Teks yang Diberikan -
Jakarta (ANTARA) - Perilaku korupsi yang terjadi di Indonesia telah menjalar di segala lini aspek di kehidupan mulai masyarakat kecil, swasta, bahkan di lembaga pemerintah yang menggalakkan pemberantasan korupsi itu sendiri. Seolah tidak mengenal rasa takut, para pelaku korupsi tetap saja berani melakukan hal yang merugikan bagi dirinya, keluarga, terutama negara.

Bahkan menurut data dari Badan Pusat Statistik, Indeks Perilaku Anti Korupsi (IPAK), Indonesia pada tahun 2023 berada di angka 3,92. Angka tersebut lebih rendah jika dibandingkan dengan tahun 2022 yang mencapai 3,93. Nilai indeks semakin mendekati 5 menunjukkan bahwa masyarakat berperilaku semakin antikorupsi, sedangkan nilai indeks yang semakin mendekati 0 menunjukkan bahwa masyarakat berperilaku kian permisif terhadap korupsi.

Pemerintah Indonesia bukannya tinggal diam dalam memberantas 'penyakit' yang sulit untuk disembuhkan ini. Sejumlah upaya telah dan terus dilakukan dalam mencegah dan melenyapkan borok korupsi tersebut.

Lembaga-lembaga pemberantasan korupsi telah didirikan untuk mencegah praktik korupsi itu sendiri, mulai dari Komisi Pemberantasan Korupsi atau KPK yang bertugas dalam penyelidikan, penyidikan, dan penuntutan terhadap pelaku tindak pidana korupsi.

Data Tercatat -
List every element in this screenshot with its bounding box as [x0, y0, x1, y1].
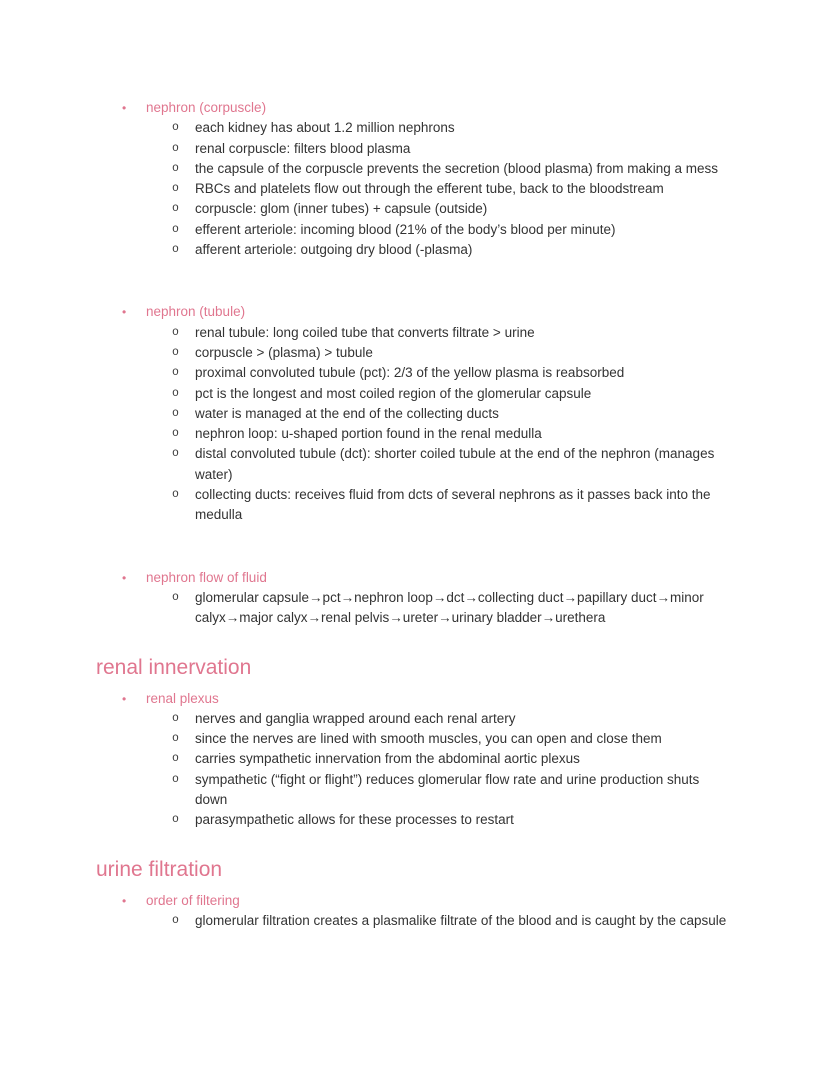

Tugas yang Dikerjakan -
[a] Berdasarkan teks tentang korupsi, jelaskan dalam satu sampai tiga kalimat apa arti nilai Indeks Perilaku Anti Korupsi (IPAK) yang makin mendekati 5 dan yang makin mendekati 0.
[b] Jawab pertanyaan berikut berdasarkan teks tentang korupsi.
(i) Menurut teks, perilaku korupsi sudah menjalar ke kalangan mana saja?
(ii) Berapa nilai IPAK Indonesia pada tahun 2022?
(iii) Apa saja tugas KPK menurut teks?

Jawaban Setiap Tugas -
[a] Nilai IPAK yang makin mendekati 5 menunjukkan bahwa perilaku masyarakat makin antikorupsi. Sebaliknya, nilai yang makin mendekati 0 menunjukkan bahwa masyarakat makin permisif terhadap korupsi.

[b]
(i) Masyarakat kecil, swasta, dan lembaga pemerintah yang menggalakkan pemberantasan korupsi.
(ii) 3,93.
(iii) Penyelidikan, penyidikan, dan penuntutan terhadap pelaku tindak pidana korupsi.